WORK INSTRUCTIONS - Write out each line exactly as it stands, please.

DATA FOR THIS EXERCISE -
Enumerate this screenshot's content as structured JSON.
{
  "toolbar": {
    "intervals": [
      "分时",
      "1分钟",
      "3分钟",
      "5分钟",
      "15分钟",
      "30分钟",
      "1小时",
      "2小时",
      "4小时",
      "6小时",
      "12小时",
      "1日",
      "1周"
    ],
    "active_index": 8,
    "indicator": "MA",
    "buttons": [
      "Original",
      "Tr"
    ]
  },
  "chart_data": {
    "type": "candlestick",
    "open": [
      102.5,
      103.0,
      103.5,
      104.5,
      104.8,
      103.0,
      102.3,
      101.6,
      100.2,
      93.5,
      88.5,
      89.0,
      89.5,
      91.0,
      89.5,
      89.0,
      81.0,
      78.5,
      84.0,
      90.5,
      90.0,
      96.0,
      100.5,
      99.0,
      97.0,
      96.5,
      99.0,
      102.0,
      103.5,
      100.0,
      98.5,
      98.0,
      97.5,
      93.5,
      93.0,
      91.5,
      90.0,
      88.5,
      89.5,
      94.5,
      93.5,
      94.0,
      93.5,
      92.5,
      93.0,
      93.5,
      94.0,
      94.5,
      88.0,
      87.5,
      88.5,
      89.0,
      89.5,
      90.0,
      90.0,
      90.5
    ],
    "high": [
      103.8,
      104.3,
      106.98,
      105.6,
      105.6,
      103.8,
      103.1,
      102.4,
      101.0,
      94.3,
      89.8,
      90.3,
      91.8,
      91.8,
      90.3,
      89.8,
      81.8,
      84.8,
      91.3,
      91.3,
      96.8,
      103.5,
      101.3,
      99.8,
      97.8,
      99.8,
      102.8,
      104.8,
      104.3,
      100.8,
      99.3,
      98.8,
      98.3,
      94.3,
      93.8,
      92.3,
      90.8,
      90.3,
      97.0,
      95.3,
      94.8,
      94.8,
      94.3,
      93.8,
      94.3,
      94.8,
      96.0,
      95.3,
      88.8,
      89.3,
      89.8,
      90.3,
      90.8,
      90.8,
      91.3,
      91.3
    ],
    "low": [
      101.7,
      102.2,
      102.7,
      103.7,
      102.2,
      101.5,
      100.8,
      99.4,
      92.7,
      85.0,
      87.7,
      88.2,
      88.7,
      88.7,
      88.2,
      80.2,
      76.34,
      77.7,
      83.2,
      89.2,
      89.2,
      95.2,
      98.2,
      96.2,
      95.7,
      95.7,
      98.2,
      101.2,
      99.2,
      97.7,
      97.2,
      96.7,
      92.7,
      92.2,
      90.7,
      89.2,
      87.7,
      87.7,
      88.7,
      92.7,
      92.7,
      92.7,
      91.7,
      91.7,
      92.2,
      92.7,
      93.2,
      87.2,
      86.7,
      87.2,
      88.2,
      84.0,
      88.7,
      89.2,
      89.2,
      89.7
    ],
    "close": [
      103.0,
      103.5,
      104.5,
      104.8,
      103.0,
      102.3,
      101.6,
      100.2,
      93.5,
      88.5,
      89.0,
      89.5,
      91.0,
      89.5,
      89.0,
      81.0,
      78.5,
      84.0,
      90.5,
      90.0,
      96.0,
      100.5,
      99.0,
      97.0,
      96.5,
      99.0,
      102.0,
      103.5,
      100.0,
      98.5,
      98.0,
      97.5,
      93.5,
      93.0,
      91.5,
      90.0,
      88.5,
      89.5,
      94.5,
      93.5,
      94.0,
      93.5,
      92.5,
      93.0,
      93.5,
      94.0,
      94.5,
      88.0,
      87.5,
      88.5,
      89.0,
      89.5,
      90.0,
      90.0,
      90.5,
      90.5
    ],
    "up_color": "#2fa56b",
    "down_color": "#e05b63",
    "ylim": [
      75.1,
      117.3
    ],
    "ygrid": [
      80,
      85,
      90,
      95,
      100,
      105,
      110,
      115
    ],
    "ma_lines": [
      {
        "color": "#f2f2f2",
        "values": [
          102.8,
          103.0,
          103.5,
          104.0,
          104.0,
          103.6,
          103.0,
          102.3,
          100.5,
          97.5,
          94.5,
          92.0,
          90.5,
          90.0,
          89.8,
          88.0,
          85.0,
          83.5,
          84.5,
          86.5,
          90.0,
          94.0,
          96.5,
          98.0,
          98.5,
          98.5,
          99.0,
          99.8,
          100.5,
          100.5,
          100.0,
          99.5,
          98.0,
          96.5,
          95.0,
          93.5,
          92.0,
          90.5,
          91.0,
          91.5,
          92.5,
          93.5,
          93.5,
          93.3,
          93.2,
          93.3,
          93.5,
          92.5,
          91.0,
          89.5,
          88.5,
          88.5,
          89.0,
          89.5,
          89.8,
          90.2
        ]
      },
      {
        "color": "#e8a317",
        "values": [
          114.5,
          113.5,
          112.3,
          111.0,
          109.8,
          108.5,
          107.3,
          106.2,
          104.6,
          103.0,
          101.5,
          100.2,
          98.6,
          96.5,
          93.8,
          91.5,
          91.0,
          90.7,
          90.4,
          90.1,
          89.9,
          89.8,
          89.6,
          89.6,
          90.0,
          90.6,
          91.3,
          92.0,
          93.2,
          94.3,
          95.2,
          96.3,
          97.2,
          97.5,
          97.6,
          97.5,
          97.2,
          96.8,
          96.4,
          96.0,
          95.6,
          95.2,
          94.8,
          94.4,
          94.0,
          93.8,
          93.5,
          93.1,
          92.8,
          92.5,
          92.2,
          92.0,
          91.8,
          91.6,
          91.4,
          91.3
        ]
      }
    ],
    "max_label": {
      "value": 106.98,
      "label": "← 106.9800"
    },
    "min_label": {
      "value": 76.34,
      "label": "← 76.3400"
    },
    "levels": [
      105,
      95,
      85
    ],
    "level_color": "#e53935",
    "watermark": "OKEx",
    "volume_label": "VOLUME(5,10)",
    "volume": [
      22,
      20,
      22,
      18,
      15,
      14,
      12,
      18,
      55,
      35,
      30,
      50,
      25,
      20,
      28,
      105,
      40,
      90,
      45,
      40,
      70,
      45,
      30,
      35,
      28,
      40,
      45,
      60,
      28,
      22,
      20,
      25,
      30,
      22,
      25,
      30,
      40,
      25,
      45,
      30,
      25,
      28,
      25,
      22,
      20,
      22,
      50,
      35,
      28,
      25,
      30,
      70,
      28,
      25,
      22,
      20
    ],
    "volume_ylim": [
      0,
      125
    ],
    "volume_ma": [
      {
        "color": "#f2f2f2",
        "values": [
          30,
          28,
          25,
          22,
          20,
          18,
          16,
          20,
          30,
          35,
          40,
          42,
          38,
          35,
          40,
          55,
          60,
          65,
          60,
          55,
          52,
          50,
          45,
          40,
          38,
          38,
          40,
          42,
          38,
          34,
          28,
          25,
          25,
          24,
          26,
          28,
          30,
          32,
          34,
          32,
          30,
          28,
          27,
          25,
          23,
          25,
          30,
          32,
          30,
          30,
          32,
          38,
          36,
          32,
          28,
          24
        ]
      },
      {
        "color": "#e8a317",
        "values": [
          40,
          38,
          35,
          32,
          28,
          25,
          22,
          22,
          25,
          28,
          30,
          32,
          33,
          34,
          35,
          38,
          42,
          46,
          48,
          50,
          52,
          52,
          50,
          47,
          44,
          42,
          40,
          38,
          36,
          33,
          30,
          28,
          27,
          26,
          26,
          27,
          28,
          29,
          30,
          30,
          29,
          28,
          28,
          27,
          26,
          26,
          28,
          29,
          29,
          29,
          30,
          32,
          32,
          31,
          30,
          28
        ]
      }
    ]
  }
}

WRITTEN SOLUTION -
Enumerate this screenshot's content as structured JSON.
{
  "toolbar": {
    "intervals": [
      "分时",
      "1分钟",
      "3分钟",
      "5分钟",
      "15分钟",
      "30分钟",
      "1小时",
      "2小时",
      "4小时",
      "6小时",
      "12小时",
      "1日",
      "1周"
    ],
    "active_index": 8,
    "indicator": "MA",
    "buttons": [
      "Original",
      "Tr"
    ]
  },
  "chart_data": {
    "type": "candlestick",
    "open": [
      102.5,
      103.0,
      103.5,
      104.5,
      104.8,
      103.0,
      102.3,
      101.6,
      100.2,
      93.5,
      88.5,
      89.0,
      89.5,
      91.0,
      89.5,
      89.0,
      81.0,
      78.5,
      84.0,
      90.5,
      90.0,
      96.0,
      100.5,
      99.0,
      97.0,
      96.5,
      99.0,
      102.0,
      103.5,
      100.0,
      98.5,
      98.0,
      97.5,
      93.5,
      93.0,
      91.5,
      90.0,
      88.5,
      89.5,
      94.5,
      93.5,
      94.0,
      93.5,
      92.5,
      93.0,
      93.5,
      94.0,
      94.5,
      88.0,
      87.5,
      88.5,
      89.0,
      89.5,
      90.0,
      90.0,
      90.5
    ],
    "high": [
      103.8,
      104.3,
      106.98,
      105.6,
      105.6,
      103.8,
      103.1,
      102.4,
      101.0,
      94.3,
      89.8,
      90.3,
      91.8,
      91.8,
      90.3,
      89.8,
      81.8,
      84.8,
      91.3,
      91.3,
      96.8,
      103.5,
      101.3,
      99.8,
      97.8,
      99.8,
      102.8,
      104.8,
      104.3,
      100.8,
      99.3,
      98.8,
      98.3,
      94.3,
      93.8,
      92.3,
      90.8,
      90.3,
      97.0,
      95.3,
      94.8,
      94.8,
      94.3,
      93.8,
      94.3,
      94.8,
      96.0,
      95.3,
      88.8,
      89.3,
      89.8,
      90.3,
      90.8,
      90.8,
      91.3,
      91.3
    ],
    "low": [
      101.7,
      102.2,
      102.7,
      103.7,
      102.2,
      101.5,
      100.8,
      99.4,
      92.7,
      85.0,
      87.7,
      88.2,
      88.7,
      88.7,
      88.2,
      80.2,
      76.34,
      77.7,
      83.2,
      89.2,
      89.2,
      95.2,
      98.2,
      96.2,
      95.7,
      95.7,
      98.2,
      101.2,
      99.2,
      97.7,
      97.2,
      96.7,
      92.7,
      92.2,
      90.7,
      89.2,
      87.7,
      87.7,
      88.7,
      92.7,
      92.7,
      92.7,
      91.7,
      91.7,
      92.2,
      92.7,
      93.2,
      87.2,
      86.7,
      87.2,
      88.2,
      84.0,
      88.7,
      89.2,
      89.2,
      89.7
    ],
    "close": [
      103.0,
      103.5,
      104.5,
      104.8,
      103.0,
      102.3,
      101.6,
      100.2,
      93.5,
      88.5,
      89.0,
      89.5,
      91.0,
      89.5,
      89.0,
      81.0,
      78.5,
      84.0,
      90.5,
      90.0,
      96.0,
      100.5,
      99.0,
      97.0,
      96.5,
      99.0,
      102.0,
      103.5,
      100.0,
      98.5,
      98.0,
      97.5,
      93.5,
      93.0,
      91.5,
      90.0,
      88.5,
      89.5,
      94.5,
      93.5,
      94.0,
      93.5,
      92.5,
      93.0,
      93.5,
      94.0,
      94.5,
      88.0,
      87.5,
      88.5,
      89.0,
      89.5,
      90.0,
      90.0,
      90.5,
      90.5
    ],
    "up_color": "#2fa56b",
    "down_color": "#e05b63",
    "ylim": [
      75.1,
      117.3
    ],
    "ygrid": [
      80,
      85,
      90,
      95,
      100,
      105,
      110,
      115
    ],
    "ma_lines": [
      {
        "color": "#f2f2f2",
        "values": [
          102.8,
          103.0,
          103.5,
          104.0,
          104.0,
          103.6,
          103.0,
          102.3,
          100.5,
          97.5,
          94.5,
          92.0,
          90.5,
          90.0,
          89.8,
          88.0,
          85.0,
          83.5,
          84.5,
          86.5,
          90.0,
          94.0,
          96.5,
          98.0,
          98.5,
          98.5,
          99.0,
          99.8,
          100.5,
          100.5,
          100.0,
          99.5,
          98.0,
          96.5,
          95.0,
          93.5,
          92.0,
          90.5,
          91.0,
          91.5,
          92.5,
          93.5,
          93.5,
          93.3,
          93.2,
          93.3,
          93.5,
          92.5,
          91.0,
          89.5,
          88.5,
          88.5,
          89.0,
          89.5,
          89.8,
          90.2
        ]
      },
      {
        "color": "#e8a317",
        "values": [
          114.5,
          113.5,
          112.3,
          111.0,
          109.8,
          108.5,
          107.3,
          106.2,
          104.6,
          103.0,
          101.5,
          100.2,
          98.6,
          96.5,
          93.8,
          91.5,
          91.0,
          90.7,
          90.4,
          90.1,
          89.9,
          89.8,
          89.6,
          89.6,
          90.0,
          90.6,
          91.3,
          92.0,
          93.2,
          94.3,
          95.2,
          96.3,
          97.2,
          97.5,
          97.6,
          97.5,
          97.2,
          96.8,
          96.4,
          96.0,
          95.6,
          95.2,
          94.8,
          94.4,
          94.0,
          93.8,
          93.5,
          93.1,
          92.8,
          92.5,
          92.2,
          92.0,
          91.8,
          91.6,
          91.4,
          91.3
        ]
      }
    ],
    "max_label": {
      "value": 106.98,
      "label": "← 106.9800"
    },
    "min_label": {
      "value": 76.34,
      "label": "← 76.3400"
    },
    "levels": [
      105,
      95,
      85
    ],
    "level_color": "#e53935",
    "watermark": "OKEx",
    "volume_label": "VOLUME(5,10)",
    "volume": [
      22,
      20,
      22,
      18,
      15,
      14,
      12,
      18,
      55,
      35,
      30,
      50,
      25,
      20,
      28,
      105,
      40,
      90,
      45,
      40,
      70,
      45,
      30,
      35,
      28,
      40,
      45,
      60,
      28,
      22,
      20,
      25,
      30,
      22,
      25,
      30,
      40,
      25,
      45,
      30,
      25,
      28,
      25,
      22,
      20,
      22,
      50,
      35,
      28,
      25,
      30,
      70,
      28,
      25,
      22,
      20
    ],
    "volume_ylim": [
      0,
      125
    ],
    "volume_ma": [
      {
        "color": "#f2f2f2",
        "values": [
          30,
          28,
          25,
          22,
          20,
          18,
          16,
          20,
          30,
          35,
          40,
          42,
          38,
          35,
          40,
          55,
          60,
          65,
          60,
          55,
          52,
          50,
          45,
          40,
          38,
          38,
          40,
          42,
          38,
          34,
          28,
          25,
          25,
          24,
          26,
          28,
          30,
          32,
          34,
          32,
          30,
          28,
          27,
          25,
          23,
          25,
          30,
          32,
          30,
          30,
          32,
          38,
          36,
          32,
          28,
          24
        ]
      },
      {
        "color": "#e8a317",
        "values": [
          40,
          38,
          35,
          32,
          28,
          25,
          22,
          22,
          25,
          28,
          30,
          32,
          33,
          34,
          35,
          38,
          42,
          46,
          48,
          50,
          52,
          52,
          50,
          47,
          44,
          42,
          40,
          38,
          36,
          33,
          30,
          28,
          27,
          26,
          26,
          27,
          28,
          29,
          30,
          30,
          29,
          28,
          28,
          27,
          26,
          26,
          28,
          29,
          29,
          29,
          30,
          32,
          32,
          31,
          30,
          28
        ]
      }
    ]
  }
}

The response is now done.